Keep every line where the word "fill" appears; drop the rest.

## Start

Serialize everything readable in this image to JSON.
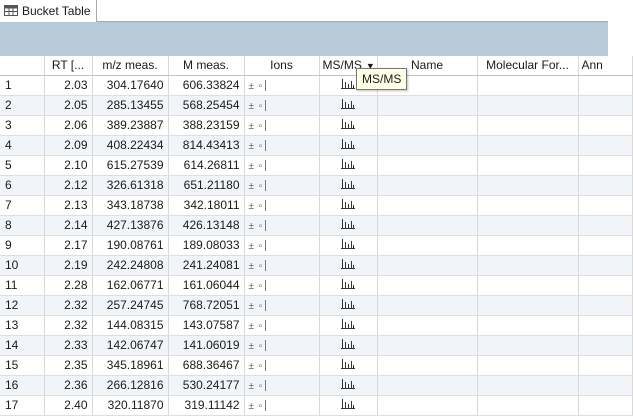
{
  "tab": {
    "label": "Bucket Table",
    "icon": "table-icon"
  },
  "columns": [
    "",
    "RT [...",
    "m/z meas.",
    "M meas.",
    "Ions",
    "MS/MS",
    "Name",
    "Molecular For...",
    "Ann"
  ],
  "tooltip": "MS/MS",
  "icons": {
    "ions": "ion-pattern-icon",
    "msms": "ms-spectrum-icon"
  },
  "rows": [
    {
      "idx": "1",
      "rt": "2.03",
      "mz": "304.17640",
      "m": "606.33824"
    },
    {
      "idx": "2",
      "rt": "2.05",
      "mz": "285.13455",
      "m": "568.25454"
    },
    {
      "idx": "3",
      "rt": "2.06",
      "mz": "389.23887",
      "m": "388.23159"
    },
    {
      "idx": "4",
      "rt": "2.09",
      "mz": "408.22434",
      "m": "814.43413"
    },
    {
      "idx": "5",
      "rt": "2.10",
      "mz": "615.27539",
      "m": "614.26811"
    },
    {
      "idx": "6",
      "rt": "2.12",
      "mz": "326.61318",
      "m": "651.21180"
    },
    {
      "idx": "7",
      "rt": "2.13",
      "mz": "343.18738",
      "m": "342.18011"
    },
    {
      "idx": "8",
      "rt": "2.14",
      "mz": "427.13876",
      "m": "426.13148"
    },
    {
      "idx": "9",
      "rt": "2.17",
      "mz": "190.08761",
      "m": "189.08033"
    },
    {
      "idx": "10",
      "rt": "2.19",
      "mz": "242.24808",
      "m": "241.24081"
    },
    {
      "idx": "11",
      "rt": "2.28",
      "mz": "162.06771",
      "m": "161.06044"
    },
    {
      "idx": "12",
      "rt": "2.32",
      "mz": "257.24745",
      "m": "768.72051"
    },
    {
      "idx": "13",
      "rt": "2.32",
      "mz": "144.08315",
      "m": "143.07587"
    },
    {
      "idx": "14",
      "rt": "2.33",
      "mz": "142.06747",
      "m": "141.06019"
    },
    {
      "idx": "15",
      "rt": "2.35",
      "mz": "345.18961",
      "m": "688.36467"
    },
    {
      "idx": "16",
      "rt": "2.36",
      "mz": "266.12816",
      "m": "530.24177"
    },
    {
      "idx": "17",
      "rt": "2.40",
      "mz": "320.11870",
      "m": "319.11142"
    }
  ]
}
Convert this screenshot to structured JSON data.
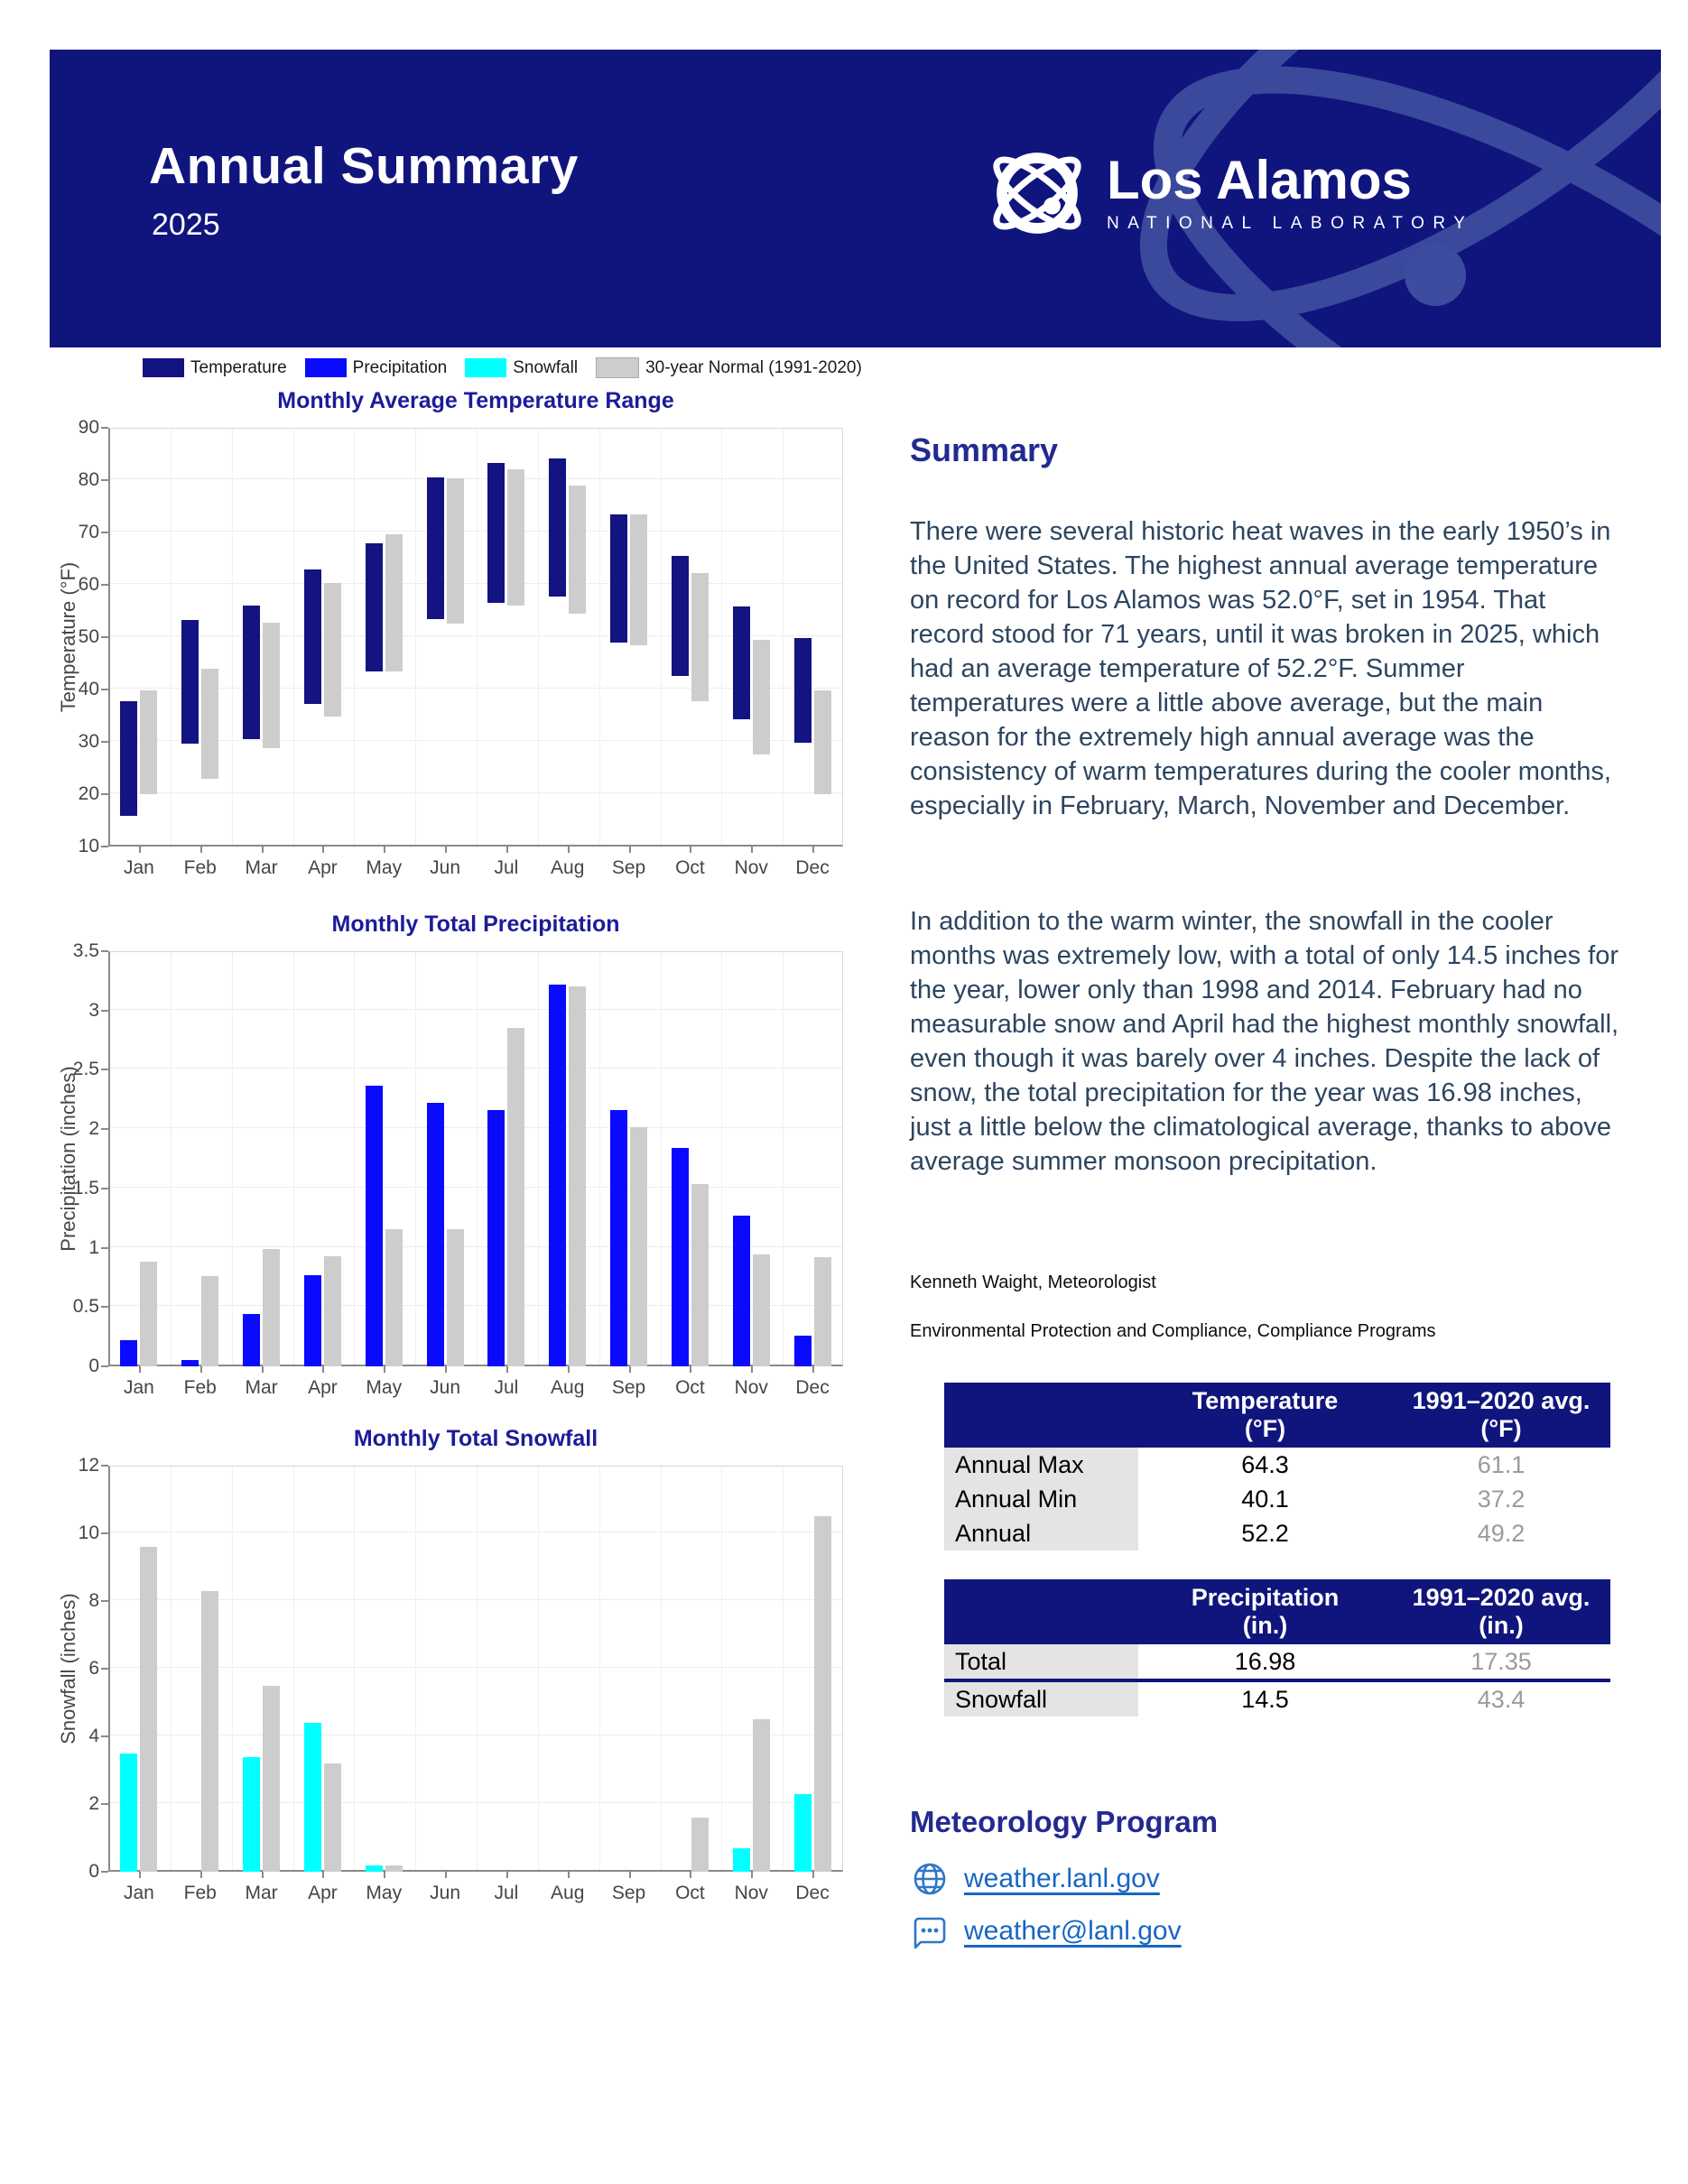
{
  "header": {
    "title": "Annual Summary",
    "year": "2025",
    "logo_name": "Los Alamos",
    "logo_sub": "NATIONAL LABORATORY",
    "banner_color": "#10157d"
  },
  "legend": {
    "items": [
      {
        "label": "Temperature",
        "color": "#131382"
      },
      {
        "label": "Precipitation",
        "color": "#0a0aff"
      },
      {
        "label": "Snowfall",
        "color": "#00ffff"
      },
      {
        "label": "30-year Normal (1991-2020)",
        "color": "#cdcdcd",
        "border": "#a8a8a8"
      }
    ]
  },
  "chart_data": [
    {
      "type": "range-bar",
      "title": "Monthly Average Temperature Range",
      "ylabel": "Temperature (°F)",
      "ylim": [
        10,
        90
      ],
      "yticks": [
        10,
        20,
        30,
        40,
        50,
        60,
        70,
        80,
        90
      ],
      "grid": true,
      "categories": [
        "Jan",
        "Feb",
        "Mar",
        "Apr",
        "May",
        "Jun",
        "Jul",
        "Aug",
        "Sep",
        "Oct",
        "Nov",
        "Dec"
      ],
      "series": [
        {
          "name": "Temperature",
          "color": "#131382",
          "ranges": [
            [
              15.8,
              37.8
            ],
            [
              29.7,
              53.3
            ],
            [
              30.5,
              56.1
            ],
            [
              37.2,
              63.0
            ],
            [
              43.5,
              67.9
            ],
            [
              53.5,
              80.5
            ],
            [
              56.6,
              83.3
            ],
            [
              57.8,
              84.1
            ],
            [
              49.0,
              73.4
            ],
            [
              42.5,
              65.5
            ],
            [
              34.3,
              55.9
            ],
            [
              29.9,
              49.9
            ]
          ]
        },
        {
          "name": "30-year Normal (1991-2020)",
          "color": "#cdcdcd",
          "ranges": [
            [
              20.0,
              39.8
            ],
            [
              23.0,
              44.0
            ],
            [
              28.8,
              52.7
            ],
            [
              34.8,
              60.4
            ],
            [
              43.5,
              69.6
            ],
            [
              52.6,
              80.4
            ],
            [
              56.0,
              82.0
            ],
            [
              54.4,
              79.0
            ],
            [
              48.5,
              73.5
            ],
            [
              37.8,
              62.2
            ],
            [
              27.5,
              49.5
            ],
            [
              20.0,
              39.8
            ]
          ]
        }
      ]
    },
    {
      "type": "bar",
      "title": "Monthly Total Precipitation",
      "ylabel": "Precipitation (inches)",
      "ylim": [
        0,
        3.5
      ],
      "yticks": [
        0,
        0.5,
        1,
        1.5,
        2,
        2.5,
        3,
        3.5
      ],
      "grid": true,
      "categories": [
        "Jan",
        "Feb",
        "Mar",
        "Apr",
        "May",
        "Jun",
        "Jul",
        "Aug",
        "Sep",
        "Oct",
        "Nov",
        "Dec"
      ],
      "series": [
        {
          "name": "Precipitation",
          "color": "#0a0aff",
          "values": [
            0.22,
            0.05,
            0.44,
            0.77,
            2.37,
            2.22,
            2.16,
            3.22,
            2.16,
            1.84,
            1.27,
            0.26
          ]
        },
        {
          "name": "30-year Normal (1991-2020)",
          "color": "#cdcdcd",
          "values": [
            0.88,
            0.76,
            0.99,
            0.93,
            1.16,
            1.16,
            2.85,
            3.2,
            2.02,
            1.54,
            0.94,
            0.92
          ]
        }
      ]
    },
    {
      "type": "bar",
      "title": "Monthly Total Snowfall",
      "ylabel": "Snowfall (inches)",
      "ylim": [
        0,
        12
      ],
      "yticks": [
        0,
        2,
        4,
        6,
        8,
        10,
        12
      ],
      "grid": true,
      "categories": [
        "Jan",
        "Feb",
        "Mar",
        "Apr",
        "May",
        "Jun",
        "Jul",
        "Aug",
        "Sep",
        "Oct",
        "Nov",
        "Dec"
      ],
      "series": [
        {
          "name": "Snowfall",
          "color": "#00ffff",
          "values": [
            3.5,
            0,
            3.4,
            4.4,
            0.2,
            0,
            0,
            0,
            0,
            0,
            0.7,
            2.3
          ]
        },
        {
          "name": "30-year Normal (1991-2020)",
          "color": "#cdcdcd",
          "values": [
            9.6,
            8.3,
            5.5,
            3.2,
            0.2,
            0,
            0,
            0,
            0,
            1.6,
            4.5,
            10.5
          ]
        }
      ]
    }
  ],
  "summary": {
    "heading": "Summary",
    "para1": "There were several historic heat waves in the early 1950’s in the United States. The highest annual average temperature on record for Los Alamos was 52.0°F, set in 1954. That record stood for 71 years, until it was broken in 2025, which had an average temperature of 52.2°F. Summer temperatures were a little above average, but the main reason for the extremely high annual average was the consistency of warm temperatures during the cooler months, especially in February, March, November and December.",
    "para2": "In addition to the warm winter, the snowfall in the cooler months was extremely low, with a total of only 14.5 inches for the year, lower only than 1998 and 2014. February had no measurable snow and April had the highest monthly snowfall, even though it was barely over 4 inches. Despite the lack of snow, the total precipitation for the year was 16.98 inches, just a little below the climatological average, thanks to above average summer monsoon precipitation.",
    "byline1": "Kenneth Waight, Meteorologist",
    "byline2": "Environmental Protection and Compliance, Compliance Programs"
  },
  "tables": {
    "temperature": {
      "col2_line1": "Temperature",
      "col2_line2": "(°F)",
      "col3_line1": "1991–2020 avg.",
      "col3_line2": "(°F)",
      "rows": [
        {
          "label": "Annual Max",
          "value": "64.3",
          "avg": "61.1"
        },
        {
          "label": "Annual Min",
          "value": "40.1",
          "avg": "37.2"
        },
        {
          "label": "Annual",
          "value": "52.2",
          "avg": "49.2"
        }
      ]
    },
    "precipitation": {
      "col2_line1": "Precipitation",
      "col2_line2": "(in.)",
      "col3_line1": "1991–2020 avg.",
      "col3_line2": "(in.)",
      "rows": [
        {
          "label": "Total",
          "value": "16.98",
          "avg": "17.35"
        },
        {
          "label": "Snowfall",
          "value": "14.5",
          "avg": "43.4"
        }
      ]
    }
  },
  "footer": {
    "heading": "Meteorology Program",
    "website": "weather.lanl.gov",
    "email": "weather@lanl.gov"
  }
}
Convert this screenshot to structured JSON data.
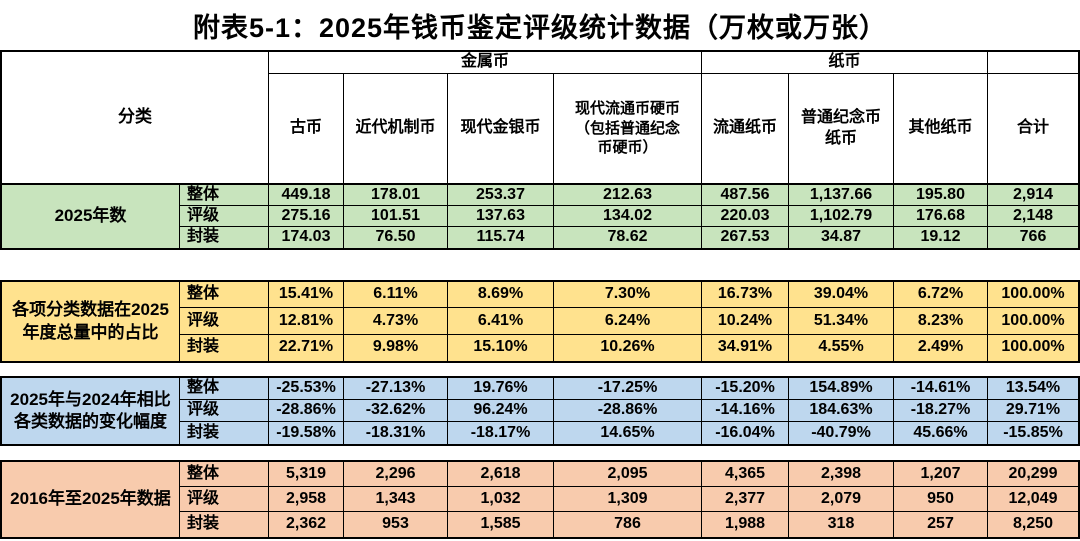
{
  "chart_data": {
    "type": "table",
    "title": "附表5-1：2025年钱币鉴定评级统计数据（万枚或万张）",
    "unit": "万枚或万张",
    "classify_label": "分类",
    "column_groups": [
      {
        "label": "金属币",
        "span": 4
      },
      {
        "label": "纸币",
        "span": 3
      }
    ],
    "columns": [
      "古币",
      "近代机制币",
      "现代金银币",
      "现代流通币硬币\n（包括普通纪念\n币硬币）",
      "流通纸币",
      "普通纪念币\n纸币",
      "其他纸币"
    ],
    "total_column": "合计",
    "row_groups": [
      {
        "label": "2025年数",
        "fill": "#c8e4bd",
        "rows": [
          {
            "label": "整体",
            "values": [
              "449.18",
              "178.01",
              "253.37",
              "212.63",
              "487.56",
              "1,137.66",
              "195.80",
              "2,914"
            ]
          },
          {
            "label": "评级",
            "values": [
              "275.16",
              "101.51",
              "137.63",
              "134.02",
              "220.03",
              "1,102.79",
              "176.68",
              "2,148"
            ]
          },
          {
            "label": "封装",
            "values": [
              "174.03",
              "76.50",
              "115.74",
              "78.62",
              "267.53",
              "34.87",
              "19.12",
              "766"
            ]
          }
        ]
      },
      {
        "label": "各项分类数据在2025\n年度总量中的占比",
        "fill": "#ffe28e",
        "rows": [
          {
            "label": "整体",
            "values": [
              "15.41%",
              "6.11%",
              "8.69%",
              "7.30%",
              "16.73%",
              "39.04%",
              "6.72%",
              "100.00%"
            ]
          },
          {
            "label": "评级",
            "values": [
              "12.81%",
              "4.73%",
              "6.41%",
              "6.24%",
              "10.24%",
              "51.34%",
              "8.23%",
              "100.00%"
            ]
          },
          {
            "label": "封装",
            "values": [
              "22.71%",
              "9.98%",
              "15.10%",
              "10.26%",
              "34.91%",
              "4.55%",
              "2.49%",
              "100.00%"
            ]
          }
        ]
      },
      {
        "label": "2025年与2024年相比\n各类数据的变化幅度",
        "fill": "#bed7ee",
        "rows": [
          {
            "label": "整体",
            "values": [
              "-25.53%",
              "-27.13%",
              "19.76%",
              "-17.25%",
              "-15.20%",
              "154.89%",
              "-14.61%",
              "13.54%"
            ]
          },
          {
            "label": "评级",
            "values": [
              "-28.86%",
              "-32.62%",
              "96.24%",
              "-28.86%",
              "-14.16%",
              "184.63%",
              "-18.27%",
              "29.71%"
            ]
          },
          {
            "label": "封装",
            "values": [
              "-19.58%",
              "-18.31%",
              "-18.17%",
              "14.65%",
              "-16.04%",
              "-40.79%",
              "45.66%",
              "-15.85%"
            ]
          }
        ]
      },
      {
        "label": "2016年至2025年数据",
        "fill": "#f8cbad",
        "rows": [
          {
            "label": "整体",
            "values": [
              "5,319",
              "2,296",
              "2,618",
              "2,095",
              "4,365",
              "2,398",
              "1,207",
              "20,299"
            ]
          },
          {
            "label": "评级",
            "values": [
              "2,958",
              "1,343",
              "1,032",
              "1,309",
              "2,377",
              "2,079",
              "950",
              "12,049"
            ]
          },
          {
            "label": "封装",
            "values": [
              "2,362",
              "953",
              "1,585",
              "786",
              "1,988",
              "318",
              "257",
              "8,250"
            ]
          }
        ]
      }
    ]
  }
}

## End

> Problem solution
        "fill": "#c8e4bd",
        "fill": "#ffe28e",
        "fill": "#bed7ee",
        "fill": "#f8cbad",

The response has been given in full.